— start Supplied material —

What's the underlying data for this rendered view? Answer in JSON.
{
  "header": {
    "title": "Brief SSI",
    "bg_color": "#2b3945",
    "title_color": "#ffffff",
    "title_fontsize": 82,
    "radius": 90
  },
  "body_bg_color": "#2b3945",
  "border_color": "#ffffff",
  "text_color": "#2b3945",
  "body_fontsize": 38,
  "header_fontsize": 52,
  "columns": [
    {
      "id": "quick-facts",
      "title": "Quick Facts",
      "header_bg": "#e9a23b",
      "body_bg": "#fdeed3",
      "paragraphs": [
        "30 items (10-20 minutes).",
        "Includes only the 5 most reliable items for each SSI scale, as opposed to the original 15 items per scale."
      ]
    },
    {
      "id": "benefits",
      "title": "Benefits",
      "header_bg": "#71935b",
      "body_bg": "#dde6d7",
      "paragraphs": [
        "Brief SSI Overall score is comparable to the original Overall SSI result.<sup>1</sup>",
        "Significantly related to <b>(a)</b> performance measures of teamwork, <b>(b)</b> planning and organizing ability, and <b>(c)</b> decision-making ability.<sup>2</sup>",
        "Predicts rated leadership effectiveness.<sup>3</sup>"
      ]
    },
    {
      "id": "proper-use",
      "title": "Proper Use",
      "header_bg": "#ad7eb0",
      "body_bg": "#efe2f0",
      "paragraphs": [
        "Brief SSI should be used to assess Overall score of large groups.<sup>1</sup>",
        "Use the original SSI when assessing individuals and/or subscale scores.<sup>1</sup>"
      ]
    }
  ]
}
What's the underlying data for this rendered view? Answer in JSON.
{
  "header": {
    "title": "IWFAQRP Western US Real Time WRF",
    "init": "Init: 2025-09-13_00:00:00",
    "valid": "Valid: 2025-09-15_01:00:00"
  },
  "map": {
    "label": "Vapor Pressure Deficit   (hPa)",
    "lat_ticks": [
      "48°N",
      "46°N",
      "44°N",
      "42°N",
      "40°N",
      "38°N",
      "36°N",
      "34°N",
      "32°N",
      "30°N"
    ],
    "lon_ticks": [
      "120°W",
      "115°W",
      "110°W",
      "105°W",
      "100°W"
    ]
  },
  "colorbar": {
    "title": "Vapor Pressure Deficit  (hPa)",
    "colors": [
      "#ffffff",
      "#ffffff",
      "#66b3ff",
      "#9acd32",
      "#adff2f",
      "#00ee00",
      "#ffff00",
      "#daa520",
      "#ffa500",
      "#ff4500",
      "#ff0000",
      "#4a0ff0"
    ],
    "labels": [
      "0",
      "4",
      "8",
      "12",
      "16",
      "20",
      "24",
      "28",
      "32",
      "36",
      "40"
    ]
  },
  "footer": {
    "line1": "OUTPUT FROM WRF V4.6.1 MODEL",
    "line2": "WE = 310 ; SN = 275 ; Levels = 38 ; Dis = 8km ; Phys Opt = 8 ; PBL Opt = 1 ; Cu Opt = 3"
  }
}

— end Supplied material —

*What is needed:*
Emit the records above again, exactly, with no line skipped.

*Response to the task:*
What's the underlying data for this rendered view? Answer in JSON.
{
  "header": {
    "title": "Brief SSI",
    "bg_color": "#2b3945",
    "title_color": "#ffffff",
    "title_fontsize": 82,
    "radius": 90
  },
  "body_bg_color": "#2b3945",
  "border_color": "#ffffff",
  "text_color": "#2b3945",
  "body_fontsize": 38,
  "header_fontsize": 52,
  "columns": [
    {
      "id": "quick-facts",
      "title": "Quick Facts",
      "header_bg": "#e9a23b",
      "body_bg": "#fdeed3",
      "paragraphs": [
        "30 items (10-20 minutes).",
        "Includes only the 5 most reliable items for each SSI scale, as opposed to the original 15 items per scale."
      ]
    },
    {
      "id": "benefits",
      "title": "Benefits",
      "header_bg": "#71935b",
      "body_bg": "#dde6d7",
      "paragraphs": [
        "Brief SSI Overall score is comparable to the original Overall SSI result.<sup>1</sup>",
        "Significantly related to <b>(a)</b> performance measures of teamwork, <b>(b)</b> planning and organizing ability, and <b>(c)</b> decision-making ability.<sup>2</sup>",
        "Predicts rated leadership effectiveness.<sup>3</sup>"
      ]
    },
    {
      "id": "proper-use",
      "title": "Proper Use",
      "header_bg": "#ad7eb0",
      "body_bg": "#efe2f0",
      "paragraphs": [
        "Brief SSI should be used to assess Overall score of large groups.<sup>1</sup>",
        "Use the original SSI when assessing individuals and/or subscale scores.<sup>1</sup>"
      ]
    }
  ]
}
What's the underlying data for this rendered view? Answer in JSON.
{
  "header": {
    "title": "IWFAQRP Western US Real Time WRF",
    "init": "Init: 2025-09-13_00:00:00",
    "valid": "Valid: 2025-09-15_01:00:00"
  },
  "map": {
    "label": "Vapor Pressure Deficit   (hPa)",
    "lat_ticks": [
      "48°N",
      "46°N",
      "44°N",
      "42°N",
      "40°N",
      "38°N",
      "36°N",
      "34°N",
      "32°N",
      "30°N"
    ],
    "lon_ticks": [
      "120°W",
      "115°W",
      "110°W",
      "105°W",
      "100°W"
    ]
  },
  "colorbar": {
    "title": "Vapor Pressure Deficit  (hPa)",
    "colors": [
      "#ffffff",
      "#ffffff",
      "#66b3ff",
      "#9acd32",
      "#adff2f",
      "#00ee00",
      "#ffff00",
      "#daa520",
      "#ffa500",
      "#ff4500",
      "#ff0000",
      "#4a0ff0"
    ],
    "labels": [
      "0",
      "4",
      "8",
      "12",
      "16",
      "20",
      "24",
      "28",
      "32",
      "36",
      "40"
    ]
  },
  "footer": {
    "line1": "OUTPUT FROM WRF V4.6.1 MODEL",
    "line2": "WE = 310 ; SN = 275 ; Levels = 38 ; Dis = 8km ; Phys Opt = 8 ; PBL Opt = 1 ; Cu Opt = 3"
  }
}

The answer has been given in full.